Set problem:
In the data below, locate each line with the word "title" and list it.

Entries taken from a collection:
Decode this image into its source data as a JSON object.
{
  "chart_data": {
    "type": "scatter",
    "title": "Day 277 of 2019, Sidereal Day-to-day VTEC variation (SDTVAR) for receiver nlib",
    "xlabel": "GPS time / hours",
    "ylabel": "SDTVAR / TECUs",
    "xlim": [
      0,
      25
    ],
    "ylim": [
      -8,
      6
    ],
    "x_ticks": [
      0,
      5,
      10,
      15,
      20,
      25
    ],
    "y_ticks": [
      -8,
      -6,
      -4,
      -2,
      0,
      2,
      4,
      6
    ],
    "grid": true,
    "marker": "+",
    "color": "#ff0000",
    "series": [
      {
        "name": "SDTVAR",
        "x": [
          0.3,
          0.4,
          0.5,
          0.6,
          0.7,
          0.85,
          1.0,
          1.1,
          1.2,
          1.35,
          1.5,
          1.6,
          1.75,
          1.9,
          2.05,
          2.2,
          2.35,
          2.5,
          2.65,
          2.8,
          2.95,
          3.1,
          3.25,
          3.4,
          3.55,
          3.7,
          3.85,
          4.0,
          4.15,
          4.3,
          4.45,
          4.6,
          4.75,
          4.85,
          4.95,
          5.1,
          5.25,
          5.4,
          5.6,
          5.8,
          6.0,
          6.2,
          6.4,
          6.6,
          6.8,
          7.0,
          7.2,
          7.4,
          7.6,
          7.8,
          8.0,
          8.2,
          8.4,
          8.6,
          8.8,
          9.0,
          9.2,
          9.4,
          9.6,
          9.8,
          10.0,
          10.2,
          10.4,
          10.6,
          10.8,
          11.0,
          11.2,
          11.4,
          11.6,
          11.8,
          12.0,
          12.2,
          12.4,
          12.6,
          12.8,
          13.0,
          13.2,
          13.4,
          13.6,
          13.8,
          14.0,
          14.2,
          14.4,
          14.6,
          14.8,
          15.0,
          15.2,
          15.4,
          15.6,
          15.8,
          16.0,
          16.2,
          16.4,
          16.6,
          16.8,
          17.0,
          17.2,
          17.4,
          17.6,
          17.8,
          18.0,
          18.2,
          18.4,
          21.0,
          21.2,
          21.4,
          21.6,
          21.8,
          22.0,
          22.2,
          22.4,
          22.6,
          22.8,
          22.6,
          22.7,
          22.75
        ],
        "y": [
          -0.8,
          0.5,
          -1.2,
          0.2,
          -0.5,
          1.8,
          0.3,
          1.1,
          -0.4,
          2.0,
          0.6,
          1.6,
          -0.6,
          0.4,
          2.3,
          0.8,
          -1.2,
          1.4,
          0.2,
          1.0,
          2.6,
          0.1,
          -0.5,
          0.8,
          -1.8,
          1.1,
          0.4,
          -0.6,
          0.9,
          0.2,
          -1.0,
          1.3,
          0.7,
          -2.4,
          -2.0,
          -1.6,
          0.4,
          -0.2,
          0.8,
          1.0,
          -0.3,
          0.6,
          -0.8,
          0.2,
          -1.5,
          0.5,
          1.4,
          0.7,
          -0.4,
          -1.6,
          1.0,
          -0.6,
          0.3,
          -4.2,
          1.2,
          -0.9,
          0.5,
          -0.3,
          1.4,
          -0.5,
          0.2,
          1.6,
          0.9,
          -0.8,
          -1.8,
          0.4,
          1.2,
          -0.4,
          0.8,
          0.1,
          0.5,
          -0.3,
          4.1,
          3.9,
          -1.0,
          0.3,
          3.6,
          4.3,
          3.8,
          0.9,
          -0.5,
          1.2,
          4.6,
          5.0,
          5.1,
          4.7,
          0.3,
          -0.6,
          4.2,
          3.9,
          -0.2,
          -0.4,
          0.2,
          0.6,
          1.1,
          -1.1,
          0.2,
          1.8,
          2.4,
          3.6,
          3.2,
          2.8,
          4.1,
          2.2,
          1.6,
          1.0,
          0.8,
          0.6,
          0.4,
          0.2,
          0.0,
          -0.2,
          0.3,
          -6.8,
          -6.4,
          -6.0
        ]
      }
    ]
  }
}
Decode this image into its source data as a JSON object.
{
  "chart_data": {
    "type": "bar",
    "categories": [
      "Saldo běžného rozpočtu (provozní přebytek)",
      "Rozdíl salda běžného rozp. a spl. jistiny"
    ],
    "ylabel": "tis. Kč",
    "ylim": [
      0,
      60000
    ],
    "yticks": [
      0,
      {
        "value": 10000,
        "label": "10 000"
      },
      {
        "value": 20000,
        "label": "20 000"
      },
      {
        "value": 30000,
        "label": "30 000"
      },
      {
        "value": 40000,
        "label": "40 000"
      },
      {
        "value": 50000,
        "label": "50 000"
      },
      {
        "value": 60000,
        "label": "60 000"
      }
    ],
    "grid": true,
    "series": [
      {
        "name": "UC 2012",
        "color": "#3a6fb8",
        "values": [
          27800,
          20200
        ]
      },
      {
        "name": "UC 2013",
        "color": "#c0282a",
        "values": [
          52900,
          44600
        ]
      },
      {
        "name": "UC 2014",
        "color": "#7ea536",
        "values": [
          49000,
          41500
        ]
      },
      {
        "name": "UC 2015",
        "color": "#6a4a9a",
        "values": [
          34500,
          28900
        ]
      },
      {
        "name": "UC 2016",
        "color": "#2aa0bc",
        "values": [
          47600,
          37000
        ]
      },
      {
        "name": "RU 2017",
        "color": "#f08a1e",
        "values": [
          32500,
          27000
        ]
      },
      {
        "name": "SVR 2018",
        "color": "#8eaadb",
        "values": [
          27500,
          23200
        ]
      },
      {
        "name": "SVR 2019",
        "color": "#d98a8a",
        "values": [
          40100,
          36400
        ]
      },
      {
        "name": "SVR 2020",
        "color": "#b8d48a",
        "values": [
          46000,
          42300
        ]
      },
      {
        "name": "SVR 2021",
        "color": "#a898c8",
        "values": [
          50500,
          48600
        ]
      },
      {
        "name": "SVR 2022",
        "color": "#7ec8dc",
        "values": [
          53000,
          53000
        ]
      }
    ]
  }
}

...

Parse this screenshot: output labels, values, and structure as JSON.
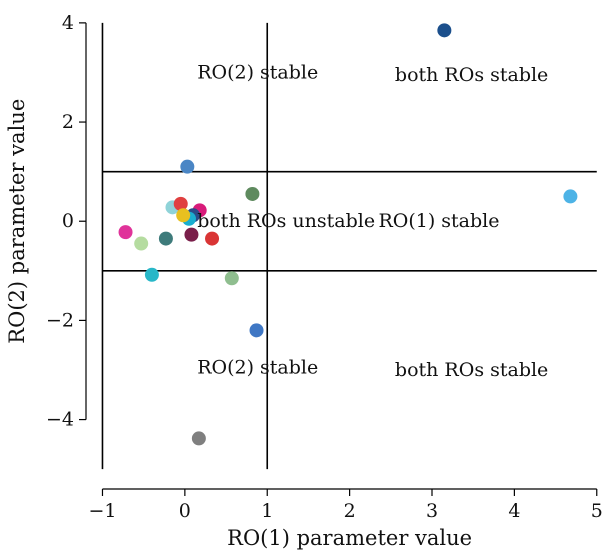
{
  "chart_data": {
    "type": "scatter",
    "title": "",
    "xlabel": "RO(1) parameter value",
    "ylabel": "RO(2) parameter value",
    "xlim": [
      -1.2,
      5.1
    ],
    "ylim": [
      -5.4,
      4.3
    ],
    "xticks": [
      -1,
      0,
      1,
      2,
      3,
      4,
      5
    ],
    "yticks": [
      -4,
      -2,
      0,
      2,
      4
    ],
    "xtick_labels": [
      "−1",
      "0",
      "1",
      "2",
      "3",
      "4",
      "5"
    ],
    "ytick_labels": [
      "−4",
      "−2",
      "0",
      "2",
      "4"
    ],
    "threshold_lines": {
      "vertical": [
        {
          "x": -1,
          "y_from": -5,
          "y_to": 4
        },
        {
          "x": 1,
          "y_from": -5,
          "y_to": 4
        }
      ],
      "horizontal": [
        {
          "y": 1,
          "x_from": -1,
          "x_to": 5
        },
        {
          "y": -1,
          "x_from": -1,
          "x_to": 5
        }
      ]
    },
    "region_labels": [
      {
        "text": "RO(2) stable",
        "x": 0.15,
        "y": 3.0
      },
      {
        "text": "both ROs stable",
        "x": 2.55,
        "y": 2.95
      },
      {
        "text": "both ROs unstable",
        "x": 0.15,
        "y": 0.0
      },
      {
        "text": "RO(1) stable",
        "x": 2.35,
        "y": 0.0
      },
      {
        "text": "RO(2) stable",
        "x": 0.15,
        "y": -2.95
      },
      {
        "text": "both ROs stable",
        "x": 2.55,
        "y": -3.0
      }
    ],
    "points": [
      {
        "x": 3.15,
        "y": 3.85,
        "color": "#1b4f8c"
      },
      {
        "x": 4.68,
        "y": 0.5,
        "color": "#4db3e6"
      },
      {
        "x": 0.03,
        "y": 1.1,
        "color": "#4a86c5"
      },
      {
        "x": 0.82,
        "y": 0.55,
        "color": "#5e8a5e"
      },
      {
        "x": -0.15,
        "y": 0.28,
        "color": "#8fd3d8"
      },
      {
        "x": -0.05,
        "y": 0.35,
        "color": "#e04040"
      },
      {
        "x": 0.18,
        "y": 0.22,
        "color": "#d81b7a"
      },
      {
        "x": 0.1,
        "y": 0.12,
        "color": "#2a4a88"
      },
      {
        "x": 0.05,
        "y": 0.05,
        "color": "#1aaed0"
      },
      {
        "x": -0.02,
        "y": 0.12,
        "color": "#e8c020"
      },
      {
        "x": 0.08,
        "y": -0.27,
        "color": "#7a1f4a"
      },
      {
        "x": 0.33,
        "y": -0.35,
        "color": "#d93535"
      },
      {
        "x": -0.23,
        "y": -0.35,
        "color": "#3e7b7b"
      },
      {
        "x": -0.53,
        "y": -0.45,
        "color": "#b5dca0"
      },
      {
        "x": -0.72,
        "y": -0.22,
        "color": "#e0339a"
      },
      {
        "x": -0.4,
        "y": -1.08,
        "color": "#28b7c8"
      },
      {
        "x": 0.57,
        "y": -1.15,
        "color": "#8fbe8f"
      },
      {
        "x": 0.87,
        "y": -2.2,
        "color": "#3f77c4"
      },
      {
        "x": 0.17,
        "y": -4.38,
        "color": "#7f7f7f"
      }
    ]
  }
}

Solved exercise:
    "title": "Day 277 of 2019, Sidereal Day-to-day VTEC variation (SDTVAR) for receiver nlib",
    "title": "",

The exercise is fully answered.